▸ **PROBLEM DETAILS**:
Please copy every line of the records below that holds the word "title".
[START OF PROVIDED ENTRIES]
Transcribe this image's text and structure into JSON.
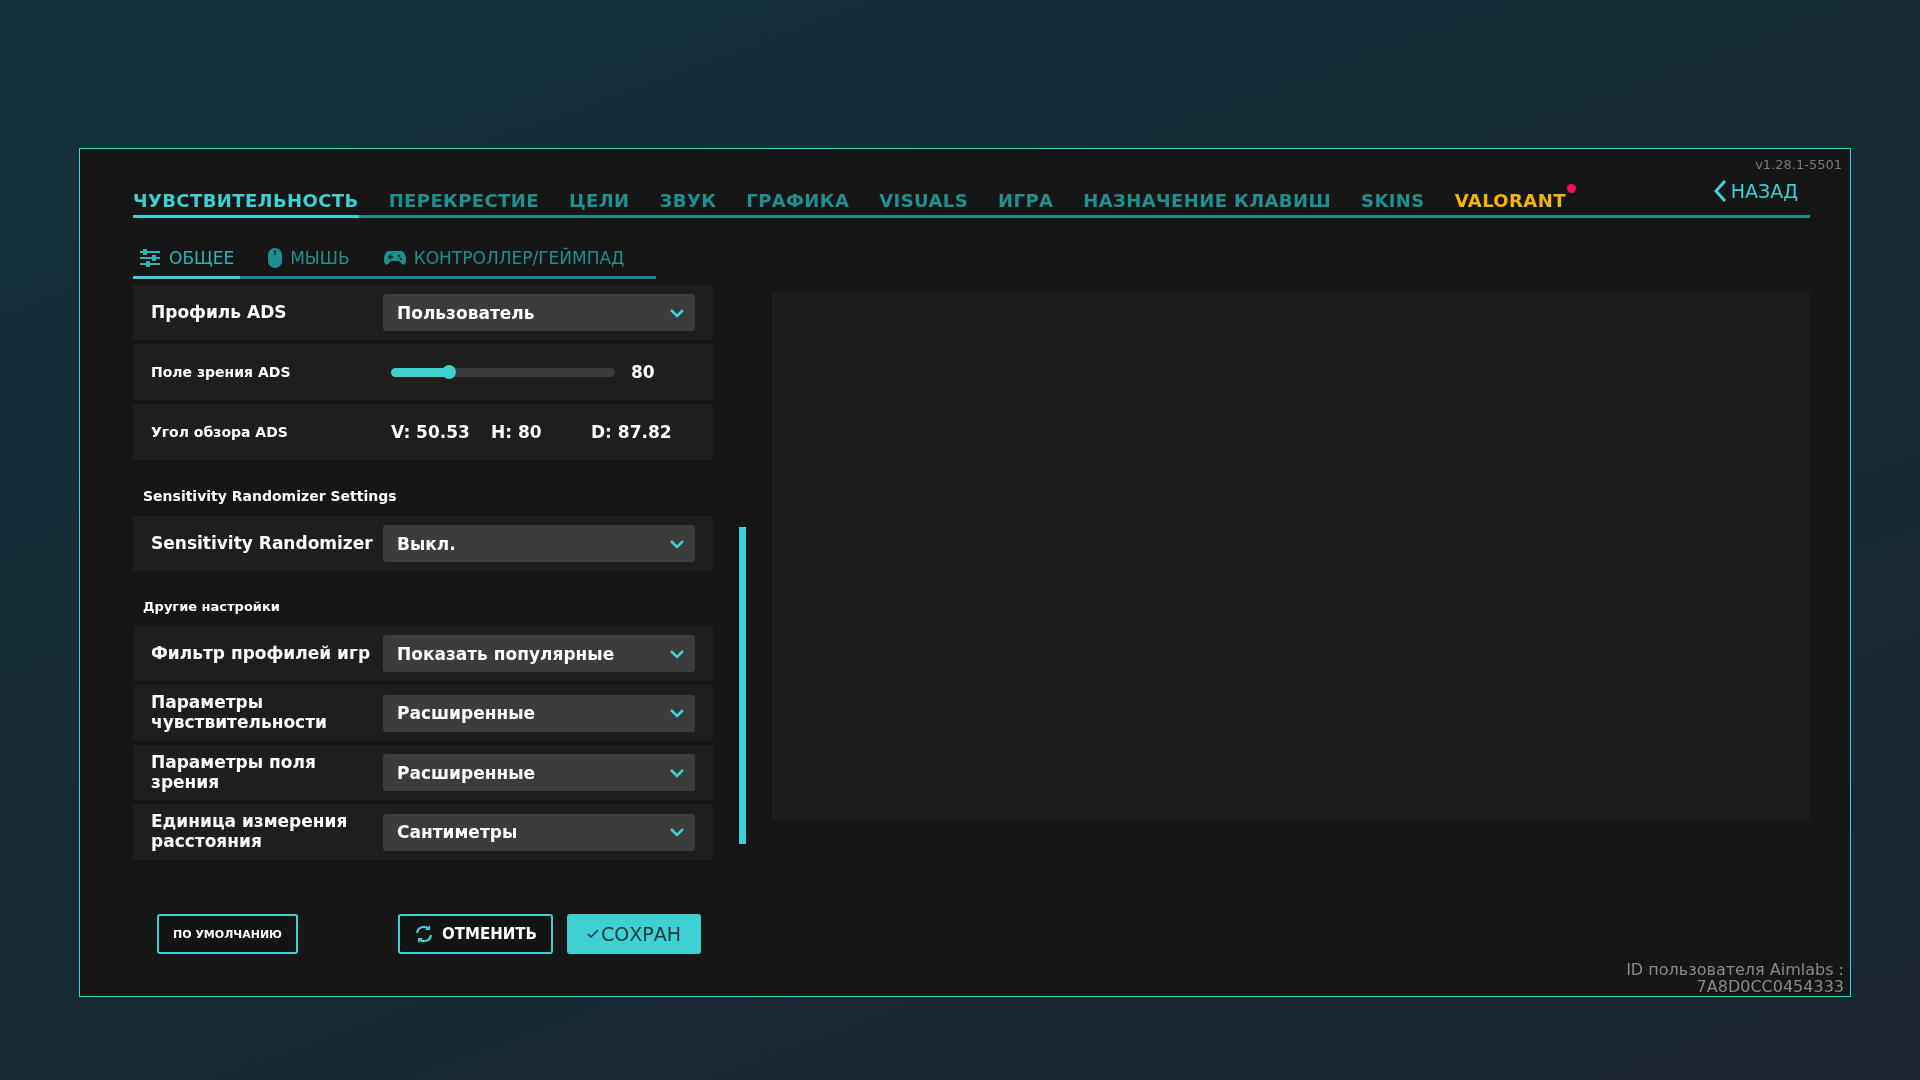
{
  "version": "v1.28.1-5501",
  "tabs": [
    {
      "label": "ЧУВСТВИТЕЛЬНОСТЬ",
      "selected": true,
      "kind": "normal"
    },
    {
      "label": "ПЕРЕКРЕСТИЕ",
      "selected": false,
      "kind": "normal"
    },
    {
      "label": "ЦЕЛИ",
      "selected": false,
      "kind": "normal"
    },
    {
      "label": "ЗВУК",
      "selected": false,
      "kind": "normal"
    },
    {
      "label": "ГРАФИКА",
      "selected": false,
      "kind": "normal"
    },
    {
      "label": "VISUALS",
      "selected": false,
      "kind": "normal"
    },
    {
      "label": "ИГРА",
      "selected": false,
      "kind": "normal"
    },
    {
      "label": "НАЗНАЧЕНИЕ КЛАВИШ",
      "selected": false,
      "kind": "normal"
    },
    {
      "label": "SKINS",
      "selected": false,
      "kind": "normal"
    },
    {
      "label": "VALORANT",
      "selected": false,
      "kind": "highlight",
      "notification": true
    }
  ],
  "back_button": "НАЗАД",
  "subtabs": [
    {
      "label": "ОБЩЕЕ",
      "selected": true
    },
    {
      "label": "МЫШЬ",
      "selected": false
    },
    {
      "label": "КОНТРОЛЛЕР/ГЕЙМПАД",
      "selected": false
    }
  ],
  "sections": [
    {
      "rows": [
        {
          "kind": "dropdown",
          "label": "Профиль ADS",
          "value": "Пользователь"
        },
        {
          "kind": "slider",
          "label": "Поле зрения ADS",
          "level": 0.26,
          "reading": "80"
        },
        {
          "kind": "readout",
          "label": "Угол обзора ADS",
          "values": [
            "V: 50.53",
            "H: 80",
            "D: 87.82"
          ]
        }
      ]
    },
    {
      "title": "Sensitivity Randomizer Settings",
      "rows": [
        {
          "kind": "dropdown",
          "label": "Sensitivity Randomizer",
          "value": "Выкл."
        }
      ]
    },
    {
      "title": "Другие настройки",
      "rows": [
        {
          "kind": "dropdown",
          "label": "Фильтр профилей игр",
          "value": "Показать популярные"
        },
        {
          "kind": "dropdown",
          "label": "Параметры чувствительности",
          "value": "Расширенные"
        },
        {
          "kind": "dropdown",
          "label": "Параметры поля зрения",
          "value": "Расширенные"
        },
        {
          "kind": "dropdown",
          "label": "Единица измерения расстояния",
          "value": "Сантиметры"
        }
      ]
    }
  ],
  "buttons": {
    "default": "ПО УМОЛЧАНИЮ",
    "cancel": "ОТМЕНИТЬ",
    "save": "СОХРАН"
  },
  "user_id": {
    "label": "ID пользователя Aimlabs :",
    "value": "7A8D0CC0454333"
  }
}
[END OF PROVIDED ENTRIES]
▸ **FINISHED ANSWER**:
      "title": "Sensitivity Randomizer Settings",
      "title": "Другие настройки",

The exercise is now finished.